Extracted records
-------------------------

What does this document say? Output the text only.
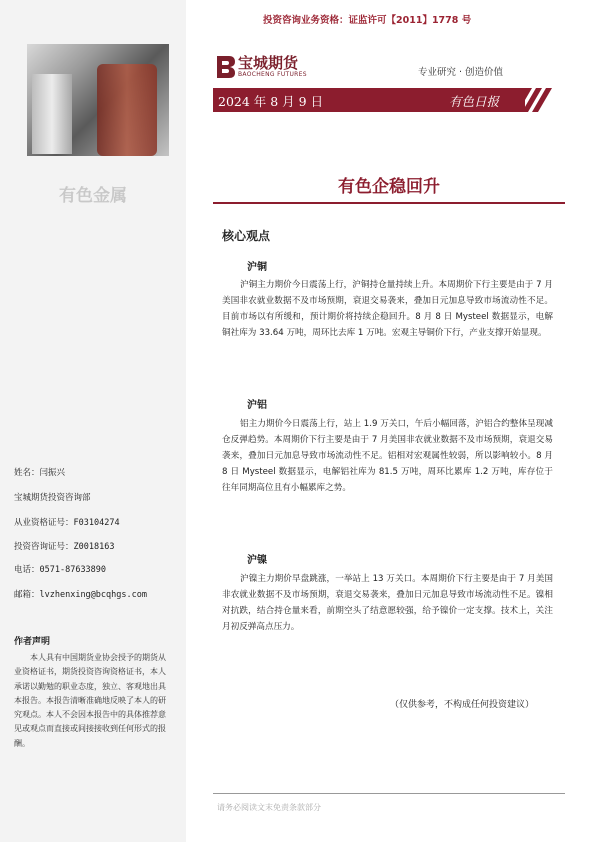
有色金属
姓名：闫振兴
宝城期货投资咨询部
从业资格证号：F03104274
投资咨询证号：Z0018163
电话：0571-87633890
邮箱：lvzhenxing@bcqhgs.com
作者声明
本人具有中国期货业协会授予的期货从业资格证书，期货投资咨询资格证书，本人承诺以勤勉的职业态度，独立、客观地出具本报告。本报告清晰准确地反映了本人的研究观点。本人不会因本报告中的具体推荐意见或观点而直接或间接接收到任何形式的报酬。
投资咨询业务资格：证监许可【2011】1778 号
宝城期货
BAOCHENG FUTURES	专业研究 · 创造价值
2024 年 8 月 9 日	有色日报
有色企稳回升
核心观点
沪铜
沪铜主力期价今日震荡上行，沪铜持仓量持续上升。本周期价下行主要是由于 7 月美国非农就业数据不及市场预期，衰退交易袭来，叠加日元加息导致市场流动性不足。目前市场以有所缓和，预计期价将持续企稳回升。8 月 8 日 Mysteel 数据显示，电解铜社库为 33.64 万吨，周环比去库 1 万吨。宏观主导铜价下行，产业支撑开始显现。
沪铝
铝主力期价今日震荡上行，站上 1.9 万关口，午后小幅回落，沪铝合约整体呈现减仓反弹趋势。本周期价下行主要是由于 7 月美国非农就业数据不及市场预期，衰退交易袭来，叠加日元加息导致市场流动性不足。铝相对宏观属性较弱，所以影响较小。8 月 8 日 Mysteel 数据显示，电解铝社库为 81.5 万吨，周环比累库 1.2 万吨，库存位于往年同期高位且有小幅累库之势。
沪镍
沪镍主力期价早盘跳涨，一举站上 13 万关口。本周期价下行主要是由于 7 月美国非农就业数据不及市场预期，衰退交易袭来，叠加日元加息导致市场流动性不足。镍相对抗跌，结合持仓量来看，前期空头了结意愿较强，给予镍价一定支撑。技术上，关注月初反弹高点压力。
（仅供参考，不构成任何投资建议）
请务必阅读文末免责条款部分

-------------------------

▶ [WHAT NEEDS TO BE DONE] Gather each line holding the string "本周期价下行主要是由于".

▶ [FULL RESPONSE]
沪铜主力期价今日震荡上行，沪铜持仓量持续上升。本周期价下行主要是由于 7 月美国非农就业数据不及市场预期，衰退交易袭来，叠加日元加息导致市场流动性不足。目前市场以有所缓和，预计期价将持续企稳回升。8 月 8 日 Mysteel 数据显示，电解铜社库为 33.64 万吨，周环比去库 1 万吨。宏观主导铜价下行，产业支撑开始显现。
铝主力期价今日震荡上行，站上 1.9 万关口，午后小幅回落，沪铝合约整体呈现减仓反弹趋势。本周期价下行主要是由于 7 月美国非农就业数据不及市场预期，衰退交易袭来，叠加日元加息导致市场流动性不足。铝相对宏观属性较弱，所以影响较小。8 月 8 日 Mysteel 数据显示，电解铝社库为 81.5 万吨，周环比累库 1.2 万吨，库存位于往年同期高位且有小幅累库之势。
沪镍主力期价早盘跳涨，一举站上 13 万关口。本周期价下行主要是由于 7 月美国非农就业数据不及市场预期，衰退交易袭来，叠加日元加息导致市场流动性不足。镍相对抗跌，结合持仓量来看，前期空头了结意愿较强，给予镍价一定支撑。技术上，关注月初反弹高点压力。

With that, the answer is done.